● **RECORDS SHOWN**
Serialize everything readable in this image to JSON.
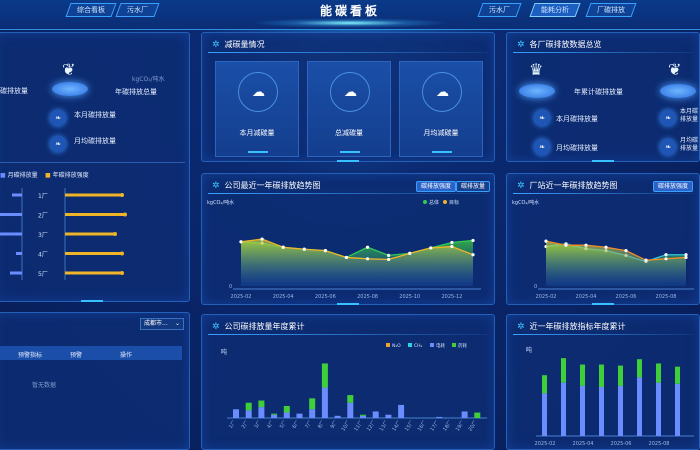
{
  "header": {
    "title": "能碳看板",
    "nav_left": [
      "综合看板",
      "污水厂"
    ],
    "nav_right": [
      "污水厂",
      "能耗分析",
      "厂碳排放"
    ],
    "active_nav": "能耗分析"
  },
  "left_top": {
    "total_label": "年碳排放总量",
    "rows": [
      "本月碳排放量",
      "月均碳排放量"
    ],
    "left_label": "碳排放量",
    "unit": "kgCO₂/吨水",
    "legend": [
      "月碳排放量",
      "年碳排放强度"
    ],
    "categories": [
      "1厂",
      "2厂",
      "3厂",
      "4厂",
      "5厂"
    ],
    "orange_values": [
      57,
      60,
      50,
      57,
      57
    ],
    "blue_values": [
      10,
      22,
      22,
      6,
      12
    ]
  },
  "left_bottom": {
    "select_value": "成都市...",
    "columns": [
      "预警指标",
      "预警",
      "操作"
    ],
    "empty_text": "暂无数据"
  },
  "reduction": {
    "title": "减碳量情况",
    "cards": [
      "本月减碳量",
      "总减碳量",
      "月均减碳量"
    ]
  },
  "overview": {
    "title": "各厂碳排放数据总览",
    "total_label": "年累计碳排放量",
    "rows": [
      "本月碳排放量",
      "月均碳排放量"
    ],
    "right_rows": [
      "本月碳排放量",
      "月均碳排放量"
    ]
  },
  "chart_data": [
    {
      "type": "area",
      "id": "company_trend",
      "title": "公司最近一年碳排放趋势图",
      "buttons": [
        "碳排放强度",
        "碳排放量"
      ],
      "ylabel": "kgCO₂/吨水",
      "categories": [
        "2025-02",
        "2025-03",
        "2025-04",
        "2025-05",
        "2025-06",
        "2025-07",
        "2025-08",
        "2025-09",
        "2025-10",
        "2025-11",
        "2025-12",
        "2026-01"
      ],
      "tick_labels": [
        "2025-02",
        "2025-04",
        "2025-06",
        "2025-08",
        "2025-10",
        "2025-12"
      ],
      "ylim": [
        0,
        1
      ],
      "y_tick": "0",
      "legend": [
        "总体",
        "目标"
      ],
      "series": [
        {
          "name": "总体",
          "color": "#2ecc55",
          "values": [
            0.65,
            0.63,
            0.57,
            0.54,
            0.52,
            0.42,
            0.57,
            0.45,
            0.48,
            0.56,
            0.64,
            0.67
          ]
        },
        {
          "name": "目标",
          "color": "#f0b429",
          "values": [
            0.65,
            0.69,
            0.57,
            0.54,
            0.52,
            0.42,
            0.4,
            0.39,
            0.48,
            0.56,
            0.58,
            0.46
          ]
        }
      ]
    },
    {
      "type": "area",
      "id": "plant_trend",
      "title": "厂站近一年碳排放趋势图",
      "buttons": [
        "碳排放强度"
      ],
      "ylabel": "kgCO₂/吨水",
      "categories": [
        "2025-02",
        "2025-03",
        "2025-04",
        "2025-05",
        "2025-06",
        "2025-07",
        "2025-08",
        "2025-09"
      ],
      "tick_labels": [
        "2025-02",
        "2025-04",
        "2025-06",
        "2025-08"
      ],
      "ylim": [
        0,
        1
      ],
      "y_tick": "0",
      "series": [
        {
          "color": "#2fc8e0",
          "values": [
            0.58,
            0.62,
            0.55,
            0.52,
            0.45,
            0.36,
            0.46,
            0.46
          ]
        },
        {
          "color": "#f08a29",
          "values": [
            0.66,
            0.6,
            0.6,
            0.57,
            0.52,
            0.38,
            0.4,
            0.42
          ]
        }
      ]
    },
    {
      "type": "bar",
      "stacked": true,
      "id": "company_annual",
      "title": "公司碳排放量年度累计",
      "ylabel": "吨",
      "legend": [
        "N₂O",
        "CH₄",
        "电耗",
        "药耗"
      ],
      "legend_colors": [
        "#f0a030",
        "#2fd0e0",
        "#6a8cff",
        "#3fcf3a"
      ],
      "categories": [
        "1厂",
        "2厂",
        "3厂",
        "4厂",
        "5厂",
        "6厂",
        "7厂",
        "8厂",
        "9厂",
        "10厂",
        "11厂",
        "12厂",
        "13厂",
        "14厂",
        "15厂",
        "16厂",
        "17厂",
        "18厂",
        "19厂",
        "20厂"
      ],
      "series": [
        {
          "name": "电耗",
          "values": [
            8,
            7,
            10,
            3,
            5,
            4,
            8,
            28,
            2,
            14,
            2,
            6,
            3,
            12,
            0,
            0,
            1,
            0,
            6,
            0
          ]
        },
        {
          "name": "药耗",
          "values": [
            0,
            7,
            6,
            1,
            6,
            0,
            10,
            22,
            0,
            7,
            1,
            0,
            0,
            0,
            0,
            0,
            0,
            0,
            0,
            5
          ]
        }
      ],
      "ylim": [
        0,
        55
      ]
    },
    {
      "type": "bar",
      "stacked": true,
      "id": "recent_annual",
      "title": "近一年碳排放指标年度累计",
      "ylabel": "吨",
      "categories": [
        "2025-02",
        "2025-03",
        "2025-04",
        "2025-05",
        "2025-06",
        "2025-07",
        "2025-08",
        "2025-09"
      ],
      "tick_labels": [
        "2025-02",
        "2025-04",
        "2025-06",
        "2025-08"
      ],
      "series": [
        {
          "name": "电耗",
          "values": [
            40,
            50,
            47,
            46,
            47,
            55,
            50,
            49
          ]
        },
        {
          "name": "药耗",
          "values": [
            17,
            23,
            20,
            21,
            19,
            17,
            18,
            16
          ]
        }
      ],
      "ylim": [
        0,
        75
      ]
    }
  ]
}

● **DIRECTIONS FOR THIS TASK**
Your job is to transcribe the entries above exactly; skip the pictures.

● **THE REPLY**
Serialize everything readable in this image to JSON.
{
  "header": {
    "title": "能碳看板",
    "nav_left": [
      "综合看板",
      "污水厂"
    ],
    "nav_right": [
      "污水厂",
      "能耗分析",
      "厂碳排放"
    ],
    "active_nav": "能耗分析"
  },
  "left_top": {
    "total_label": "年碳排放总量",
    "rows": [
      "本月碳排放量",
      "月均碳排放量"
    ],
    "left_label": "碳排放量",
    "unit": "kgCO₂/吨水",
    "legend": [
      "月碳排放量",
      "年碳排放强度"
    ],
    "categories": [
      "1厂",
      "2厂",
      "3厂",
      "4厂",
      "5厂"
    ],
    "orange_values": [
      57,
      60,
      50,
      57,
      57
    ],
    "blue_values": [
      10,
      22,
      22,
      6,
      12
    ]
  },
  "left_bottom": {
    "select_value": "成都市...",
    "columns": [
      "预警指标",
      "预警",
      "操作"
    ],
    "empty_text": "暂无数据"
  },
  "reduction": {
    "title": "减碳量情况",
    "cards": [
      "本月减碳量",
      "总减碳量",
      "月均减碳量"
    ]
  },
  "overview": {
    "title": "各厂碳排放数据总览",
    "total_label": "年累计碳排放量",
    "rows": [
      "本月碳排放量",
      "月均碳排放量"
    ],
    "right_rows": [
      "本月碳排放量",
      "月均碳排放量"
    ]
  },
  "chart_data": [
    {
      "type": "area",
      "id": "company_trend",
      "title": "公司最近一年碳排放趋势图",
      "buttons": [
        "碳排放强度",
        "碳排放量"
      ],
      "ylabel": "kgCO₂/吨水",
      "categories": [
        "2025-02",
        "2025-03",
        "2025-04",
        "2025-05",
        "2025-06",
        "2025-07",
        "2025-08",
        "2025-09",
        "2025-10",
        "2025-11",
        "2025-12",
        "2026-01"
      ],
      "tick_labels": [
        "2025-02",
        "2025-04",
        "2025-06",
        "2025-08",
        "2025-10",
        "2025-12"
      ],
      "ylim": [
        0,
        1
      ],
      "y_tick": "0",
      "legend": [
        "总体",
        "目标"
      ],
      "series": [
        {
          "name": "总体",
          "color": "#2ecc55",
          "values": [
            0.65,
            0.63,
            0.57,
            0.54,
            0.52,
            0.42,
            0.57,
            0.45,
            0.48,
            0.56,
            0.64,
            0.67
          ]
        },
        {
          "name": "目标",
          "color": "#f0b429",
          "values": [
            0.65,
            0.69,
            0.57,
            0.54,
            0.52,
            0.42,
            0.4,
            0.39,
            0.48,
            0.56,
            0.58,
            0.46
          ]
        }
      ]
    },
    {
      "type": "area",
      "id": "plant_trend",
      "title": "厂站近一年碳排放趋势图",
      "buttons": [
        "碳排放强度"
      ],
      "ylabel": "kgCO₂/吨水",
      "categories": [
        "2025-02",
        "2025-03",
        "2025-04",
        "2025-05",
        "2025-06",
        "2025-07",
        "2025-08",
        "2025-09"
      ],
      "tick_labels": [
        "2025-02",
        "2025-04",
        "2025-06",
        "2025-08"
      ],
      "ylim": [
        0,
        1
      ],
      "y_tick": "0",
      "series": [
        {
          "color": "#2fc8e0",
          "values": [
            0.58,
            0.62,
            0.55,
            0.52,
            0.45,
            0.36,
            0.46,
            0.46
          ]
        },
        {
          "color": "#f08a29",
          "values": [
            0.66,
            0.6,
            0.6,
            0.57,
            0.52,
            0.38,
            0.4,
            0.42
          ]
        }
      ]
    },
    {
      "type": "bar",
      "stacked": true,
      "id": "company_annual",
      "title": "公司碳排放量年度累计",
      "ylabel": "吨",
      "legend": [
        "N₂O",
        "CH₄",
        "电耗",
        "药耗"
      ],
      "legend_colors": [
        "#f0a030",
        "#2fd0e0",
        "#6a8cff",
        "#3fcf3a"
      ],
      "categories": [
        "1厂",
        "2厂",
        "3厂",
        "4厂",
        "5厂",
        "6厂",
        "7厂",
        "8厂",
        "9厂",
        "10厂",
        "11厂",
        "12厂",
        "13厂",
        "14厂",
        "15厂",
        "16厂",
        "17厂",
        "18厂",
        "19厂",
        "20厂"
      ],
      "series": [
        {
          "name": "电耗",
          "values": [
            8,
            7,
            10,
            3,
            5,
            4,
            8,
            28,
            2,
            14,
            2,
            6,
            3,
            12,
            0,
            0,
            1,
            0,
            6,
            0
          ]
        },
        {
          "name": "药耗",
          "values": [
            0,
            7,
            6,
            1,
            6,
            0,
            10,
            22,
            0,
            7,
            1,
            0,
            0,
            0,
            0,
            0,
            0,
            0,
            0,
            5
          ]
        }
      ],
      "ylim": [
        0,
        55
      ]
    },
    {
      "type": "bar",
      "stacked": true,
      "id": "recent_annual",
      "title": "近一年碳排放指标年度累计",
      "ylabel": "吨",
      "categories": [
        "2025-02",
        "2025-03",
        "2025-04",
        "2025-05",
        "2025-06",
        "2025-07",
        "2025-08",
        "2025-09"
      ],
      "tick_labels": [
        "2025-02",
        "2025-04",
        "2025-06",
        "2025-08"
      ],
      "series": [
        {
          "name": "电耗",
          "values": [
            40,
            50,
            47,
            46,
            47,
            55,
            50,
            49
          ]
        },
        {
          "name": "药耗",
          "values": [
            17,
            23,
            20,
            21,
            19,
            17,
            18,
            16
          ]
        }
      ],
      "ylim": [
        0,
        75
      ]
    }
  ]
}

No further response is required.